→ Input data
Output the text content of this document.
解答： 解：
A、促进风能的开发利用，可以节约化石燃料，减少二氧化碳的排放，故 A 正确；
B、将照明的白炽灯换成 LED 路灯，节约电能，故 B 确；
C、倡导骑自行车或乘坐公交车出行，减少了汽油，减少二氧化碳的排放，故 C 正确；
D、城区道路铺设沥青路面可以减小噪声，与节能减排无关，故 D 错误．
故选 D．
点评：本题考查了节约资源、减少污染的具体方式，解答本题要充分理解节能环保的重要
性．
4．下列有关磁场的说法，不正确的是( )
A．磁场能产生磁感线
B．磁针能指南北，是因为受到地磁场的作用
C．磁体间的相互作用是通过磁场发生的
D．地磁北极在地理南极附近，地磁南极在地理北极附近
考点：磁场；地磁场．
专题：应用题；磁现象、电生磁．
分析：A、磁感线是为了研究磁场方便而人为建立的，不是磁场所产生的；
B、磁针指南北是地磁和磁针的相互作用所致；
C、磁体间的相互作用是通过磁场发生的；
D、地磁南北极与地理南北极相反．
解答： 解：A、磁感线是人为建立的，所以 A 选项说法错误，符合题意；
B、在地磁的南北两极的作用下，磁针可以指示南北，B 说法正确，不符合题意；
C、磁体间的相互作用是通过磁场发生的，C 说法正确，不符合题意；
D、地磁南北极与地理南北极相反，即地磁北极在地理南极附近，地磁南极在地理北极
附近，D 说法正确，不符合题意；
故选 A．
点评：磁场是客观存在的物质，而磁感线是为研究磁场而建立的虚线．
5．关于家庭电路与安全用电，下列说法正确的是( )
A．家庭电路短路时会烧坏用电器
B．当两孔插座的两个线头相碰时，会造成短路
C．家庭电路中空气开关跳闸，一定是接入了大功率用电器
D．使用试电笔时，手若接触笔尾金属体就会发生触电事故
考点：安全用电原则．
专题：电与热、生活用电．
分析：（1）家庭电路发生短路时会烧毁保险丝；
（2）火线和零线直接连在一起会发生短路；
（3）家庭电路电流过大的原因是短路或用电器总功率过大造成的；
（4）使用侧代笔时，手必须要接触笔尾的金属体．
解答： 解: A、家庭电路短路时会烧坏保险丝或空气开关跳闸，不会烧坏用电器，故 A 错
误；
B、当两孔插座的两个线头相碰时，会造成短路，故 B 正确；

→ Short task
Word for word, restate all of the data shown above.

→ Answer
Output the text content of this document.
解答： 解：
A、促进风能的开发利用，可以节约化石燃料，减少二氧化碳的排放，故 A 正确；
B、将照明的白炽灯换成 LED 路灯，节约电能，故 B 确；
C、倡导骑自行车或乘坐公交车出行，减少了汽油，减少二氧化碳的排放，故 C 正确；
D、城区道路铺设沥青路面可以减小噪声，与节能减排无关，故 D 错误．
故选 D．
点评：本题考查了节约资源、减少污染的具体方式，解答本题要充分理解节能环保的重要
性．
4．下列有关磁场的说法，不正确的是( )
A．磁场能产生磁感线
B．磁针能指南北，是因为受到地磁场的作用
C．磁体间的相互作用是通过磁场发生的
D．地磁北极在地理南极附近，地磁南极在地理北极附近
考点：磁场；地磁场．
专题：应用题；磁现象、电生磁．
分析：A、磁感线是为了研究磁场方便而人为建立的，不是磁场所产生的；
B、磁针指南北是地磁和磁针的相互作用所致；
C、磁体间的相互作用是通过磁场发生的；
D、地磁南北极与地理南北极相反．
解答： 解：A、磁感线是人为建立的，所以 A 选项说法错误，符合题意；
B、在地磁的南北两极的作用下，磁针可以指示南北，B 说法正确，不符合题意；
C、磁体间的相互作用是通过磁场发生的，C 说法正确，不符合题意；
D、地磁南北极与地理南北极相反，即地磁北极在地理南极附近，地磁南极在地理北极
附近，D 说法正确，不符合题意；
故选 A．
点评：磁场是客观存在的物质，而磁感线是为研究磁场而建立的虚线．
5．关于家庭电路与安全用电，下列说法正确的是( )
A．家庭电路短路时会烧坏用电器
B．当两孔插座的两个线头相碰时，会造成短路
C．家庭电路中空气开关跳闸，一定是接入了大功率用电器
D．使用试电笔时，手若接触笔尾金属体就会发生触电事故
考点：安全用电原则．
专题：电与热、生活用电．
分析：（1）家庭电路发生短路时会烧毁保险丝；
（2）火线和零线直接连在一起会发生短路；
（3）家庭电路电流过大的原因是短路或用电器总功率过大造成的；
（4）使用侧代笔时，手必须要接触笔尾的金属体．
解答： 解: A、家庭电路短路时会烧坏保险丝或空气开关跳闸，不会烧坏用电器，故 A 错
误；
B、当两孔插座的两个线头相碰时，会造成短路，故 B 正确；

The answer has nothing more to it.